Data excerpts
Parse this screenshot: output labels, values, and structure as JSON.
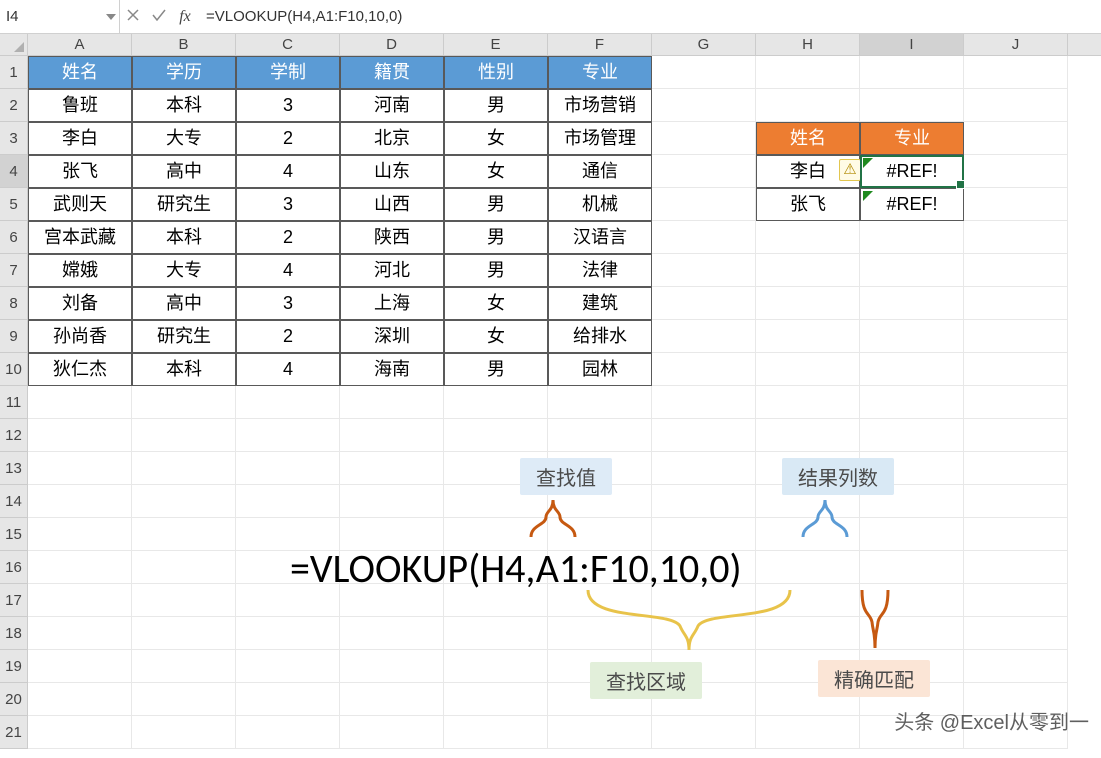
{
  "namebox": "I4",
  "formula_bar": "=VLOOKUP(H4,A1:F10,10,0)",
  "columns": [
    "A",
    "B",
    "C",
    "D",
    "E",
    "F",
    "G",
    "H",
    "I",
    "J"
  ],
  "active_col": "I",
  "active_row": 4,
  "main_table": {
    "headers": [
      "姓名",
      "学历",
      "学制",
      "籍贯",
      "性别",
      "专业"
    ],
    "rows": [
      [
        "鲁班",
        "本科",
        "3",
        "河南",
        "男",
        "市场营销"
      ],
      [
        "李白",
        "大专",
        "2",
        "北京",
        "女",
        "市场管理"
      ],
      [
        "张飞",
        "高中",
        "4",
        "山东",
        "女",
        "通信"
      ],
      [
        "武则天",
        "研究生",
        "3",
        "山西",
        "男",
        "机械"
      ],
      [
        "宫本武藏",
        "本科",
        "2",
        "陕西",
        "男",
        "汉语言"
      ],
      [
        "嫦娥",
        "大专",
        "4",
        "河北",
        "男",
        "法律"
      ],
      [
        "刘备",
        "高中",
        "3",
        "上海",
        "女",
        "建筑"
      ],
      [
        "孙尚香",
        "研究生",
        "2",
        "深圳",
        "女",
        "给排水"
      ],
      [
        "狄仁杰",
        "本科",
        "4",
        "海南",
        "男",
        "园林"
      ]
    ]
  },
  "lookup_table": {
    "headers": [
      "姓名",
      "专业"
    ],
    "rows": [
      [
        "李白",
        "#REF!"
      ],
      [
        "张飞",
        "#REF!"
      ]
    ]
  },
  "big_formula": "=VLOOKUP(H4,A1:F10,10,0)",
  "callouts": {
    "lookup_value": "查找值",
    "result_col": "结果列数",
    "lookup_range": "查找区域",
    "exact_match": "精确匹配"
  },
  "watermark": "头条 @Excel从零到一",
  "warn_glyph": "⚠"
}
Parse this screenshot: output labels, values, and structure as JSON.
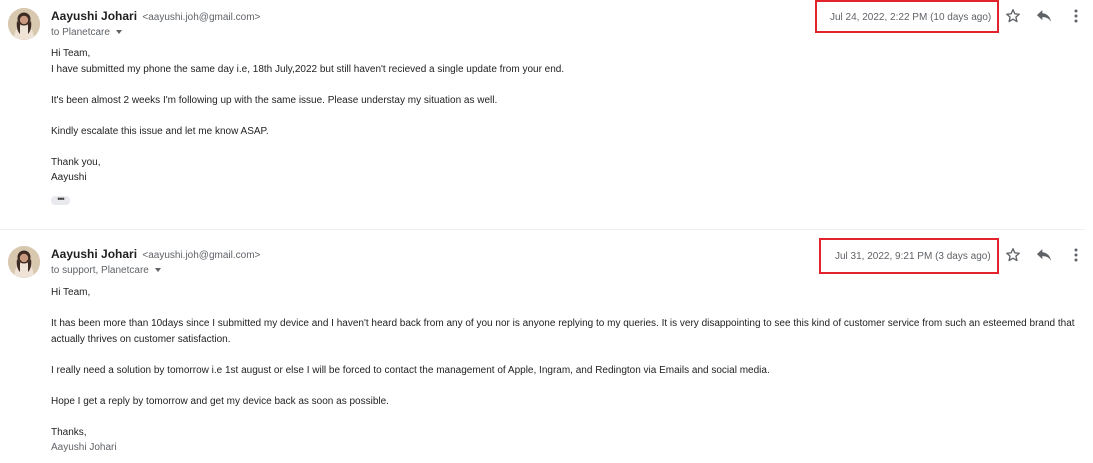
{
  "messages": [
    {
      "sender_name": "Aayushi Johari",
      "sender_email": "<aayushi.joh@gmail.com>",
      "recipients": "to Planetcare",
      "date": "Jul 24, 2022, 2:22 PM (10 days ago)",
      "body": [
        "Hi Team,",
        "I have submitted my phone the same day i.e, 18th July,2022 but still haven't recieved a single update from your end.",
        "It's been almost 2 weeks I'm following up with the same issue. Please understay my situation as well.",
        "Kindly escalate this issue and let me know ASAP.",
        "Thank you,",
        "Aayushi"
      ],
      "collapsed_label": "•••",
      "icons": [
        "star-icon",
        "reply-icon",
        "more-vert-icon"
      ]
    },
    {
      "sender_name": "Aayushi Johari",
      "sender_email": "<aayushi.joh@gmail.com>",
      "recipients": "to support, Planetcare",
      "date": "Jul 31, 2022, 9:21 PM (3 days ago)",
      "body": [
        "Hi Team,",
        "It has been more than 10days since I submitted my device and I haven't heard back from any of you nor is anyone replying to my queries. It is very disappointing to see this kind of customer service from such an esteemed brand that actually thrives on customer satisfaction.",
        "I really need a solution by tomorrow i.e 1st august or else I will be forced to contact the management of Apple, Ingram, and Redington via Emails and social media.",
        "Hope I get a reply by tomorrow and get my device back as soon as possible.",
        "Thanks,",
        "Aayushi Johari"
      ],
      "icons": [
        "star-icon",
        "reply-icon",
        "more-vert-icon"
      ]
    }
  ],
  "colors": {
    "highlight_box": "#e2232c",
    "text_primary": "#222222",
    "text_secondary": "#5f6368"
  }
}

* Aim of the task *
Show every line in the records above that contains the word "issue".

* Solution *
        "It's been almost 2 weeks I'm following up with the same issue. Please understay my situation as well.",
        "Kindly escalate this issue and let me know ASAP.",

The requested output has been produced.